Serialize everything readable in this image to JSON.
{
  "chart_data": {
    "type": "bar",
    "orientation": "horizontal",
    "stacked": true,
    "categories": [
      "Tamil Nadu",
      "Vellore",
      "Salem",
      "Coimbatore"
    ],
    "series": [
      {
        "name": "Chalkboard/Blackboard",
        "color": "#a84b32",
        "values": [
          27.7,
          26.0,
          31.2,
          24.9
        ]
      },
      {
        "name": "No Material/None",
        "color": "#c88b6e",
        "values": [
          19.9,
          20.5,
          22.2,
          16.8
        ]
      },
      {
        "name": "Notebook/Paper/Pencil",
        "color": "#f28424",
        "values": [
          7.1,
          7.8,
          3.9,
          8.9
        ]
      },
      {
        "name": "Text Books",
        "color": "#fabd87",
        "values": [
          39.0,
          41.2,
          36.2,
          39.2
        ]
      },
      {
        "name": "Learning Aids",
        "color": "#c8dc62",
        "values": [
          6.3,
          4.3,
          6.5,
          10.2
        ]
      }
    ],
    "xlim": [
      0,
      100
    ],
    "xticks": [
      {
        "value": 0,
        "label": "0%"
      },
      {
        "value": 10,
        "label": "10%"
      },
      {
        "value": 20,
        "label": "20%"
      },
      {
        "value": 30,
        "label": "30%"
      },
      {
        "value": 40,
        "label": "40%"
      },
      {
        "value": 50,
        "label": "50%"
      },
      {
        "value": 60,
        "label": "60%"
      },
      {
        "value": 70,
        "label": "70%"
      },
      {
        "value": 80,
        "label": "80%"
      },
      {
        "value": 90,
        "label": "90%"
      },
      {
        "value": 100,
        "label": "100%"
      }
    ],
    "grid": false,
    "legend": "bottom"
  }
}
---
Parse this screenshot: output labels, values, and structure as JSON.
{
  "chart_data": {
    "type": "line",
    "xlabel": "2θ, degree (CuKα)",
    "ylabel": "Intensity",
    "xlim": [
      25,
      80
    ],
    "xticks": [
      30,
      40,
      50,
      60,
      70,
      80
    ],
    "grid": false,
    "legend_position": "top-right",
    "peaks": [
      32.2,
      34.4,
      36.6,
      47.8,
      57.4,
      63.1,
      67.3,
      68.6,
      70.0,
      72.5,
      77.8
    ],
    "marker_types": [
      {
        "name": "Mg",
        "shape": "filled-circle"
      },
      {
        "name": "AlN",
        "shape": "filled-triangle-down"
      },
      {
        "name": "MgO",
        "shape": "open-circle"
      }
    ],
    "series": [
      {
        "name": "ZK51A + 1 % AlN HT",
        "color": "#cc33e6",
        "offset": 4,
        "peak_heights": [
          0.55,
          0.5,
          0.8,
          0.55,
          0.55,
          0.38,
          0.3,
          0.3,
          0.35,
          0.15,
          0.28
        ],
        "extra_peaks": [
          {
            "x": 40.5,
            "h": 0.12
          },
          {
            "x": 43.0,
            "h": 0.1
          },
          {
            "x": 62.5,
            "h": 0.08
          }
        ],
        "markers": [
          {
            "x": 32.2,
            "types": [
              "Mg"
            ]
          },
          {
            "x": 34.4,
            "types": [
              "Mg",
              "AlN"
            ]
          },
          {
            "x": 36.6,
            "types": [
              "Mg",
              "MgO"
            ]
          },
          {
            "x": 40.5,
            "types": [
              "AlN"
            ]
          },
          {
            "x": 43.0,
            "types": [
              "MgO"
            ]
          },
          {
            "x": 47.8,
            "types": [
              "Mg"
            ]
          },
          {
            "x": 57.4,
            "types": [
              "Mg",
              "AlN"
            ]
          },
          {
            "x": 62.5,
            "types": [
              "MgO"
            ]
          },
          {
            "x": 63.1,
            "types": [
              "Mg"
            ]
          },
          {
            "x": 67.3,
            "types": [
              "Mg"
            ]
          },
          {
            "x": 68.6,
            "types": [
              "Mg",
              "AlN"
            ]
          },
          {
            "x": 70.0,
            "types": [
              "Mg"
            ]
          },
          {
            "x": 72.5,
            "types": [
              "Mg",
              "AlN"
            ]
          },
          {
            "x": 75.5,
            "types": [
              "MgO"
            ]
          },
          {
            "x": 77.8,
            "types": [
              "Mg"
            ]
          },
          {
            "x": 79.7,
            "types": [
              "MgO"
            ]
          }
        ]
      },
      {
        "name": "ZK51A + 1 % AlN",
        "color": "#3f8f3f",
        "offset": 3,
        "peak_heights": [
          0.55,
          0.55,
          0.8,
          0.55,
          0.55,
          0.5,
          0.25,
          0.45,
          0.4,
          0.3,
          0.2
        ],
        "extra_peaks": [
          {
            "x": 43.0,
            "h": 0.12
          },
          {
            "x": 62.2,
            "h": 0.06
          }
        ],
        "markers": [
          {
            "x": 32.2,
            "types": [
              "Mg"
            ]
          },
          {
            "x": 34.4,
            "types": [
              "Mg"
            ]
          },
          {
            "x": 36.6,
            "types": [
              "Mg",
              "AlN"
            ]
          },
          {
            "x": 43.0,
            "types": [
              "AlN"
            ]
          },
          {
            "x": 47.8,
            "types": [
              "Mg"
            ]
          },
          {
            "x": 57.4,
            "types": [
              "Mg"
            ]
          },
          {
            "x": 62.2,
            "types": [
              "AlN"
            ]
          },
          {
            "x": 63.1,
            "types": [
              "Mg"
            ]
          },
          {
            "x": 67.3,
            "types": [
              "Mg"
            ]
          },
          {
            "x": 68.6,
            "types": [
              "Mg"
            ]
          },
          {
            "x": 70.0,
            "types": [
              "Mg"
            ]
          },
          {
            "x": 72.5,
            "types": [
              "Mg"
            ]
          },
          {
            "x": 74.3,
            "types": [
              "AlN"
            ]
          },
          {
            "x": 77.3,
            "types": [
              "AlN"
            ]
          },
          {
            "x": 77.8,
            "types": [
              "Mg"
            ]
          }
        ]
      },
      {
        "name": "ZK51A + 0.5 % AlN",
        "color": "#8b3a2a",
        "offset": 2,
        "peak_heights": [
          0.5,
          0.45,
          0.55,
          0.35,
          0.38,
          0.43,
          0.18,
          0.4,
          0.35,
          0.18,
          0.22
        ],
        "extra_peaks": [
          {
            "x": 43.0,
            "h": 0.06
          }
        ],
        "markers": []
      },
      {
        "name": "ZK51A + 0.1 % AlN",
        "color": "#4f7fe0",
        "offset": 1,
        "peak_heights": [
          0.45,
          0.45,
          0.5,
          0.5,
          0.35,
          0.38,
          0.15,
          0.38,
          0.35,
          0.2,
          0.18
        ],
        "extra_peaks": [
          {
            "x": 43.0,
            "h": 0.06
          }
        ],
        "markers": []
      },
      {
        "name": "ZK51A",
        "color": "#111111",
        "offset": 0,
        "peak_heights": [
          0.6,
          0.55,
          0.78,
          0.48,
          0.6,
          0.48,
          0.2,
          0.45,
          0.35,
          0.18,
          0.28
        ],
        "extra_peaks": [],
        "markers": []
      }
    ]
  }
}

- Instructions for the task
Return each line among the entries that holds the word "this".

- Task answer
Serialize everything readable in this image to JSON.
Parse this screenshot: output labels, values, and structure as JSON.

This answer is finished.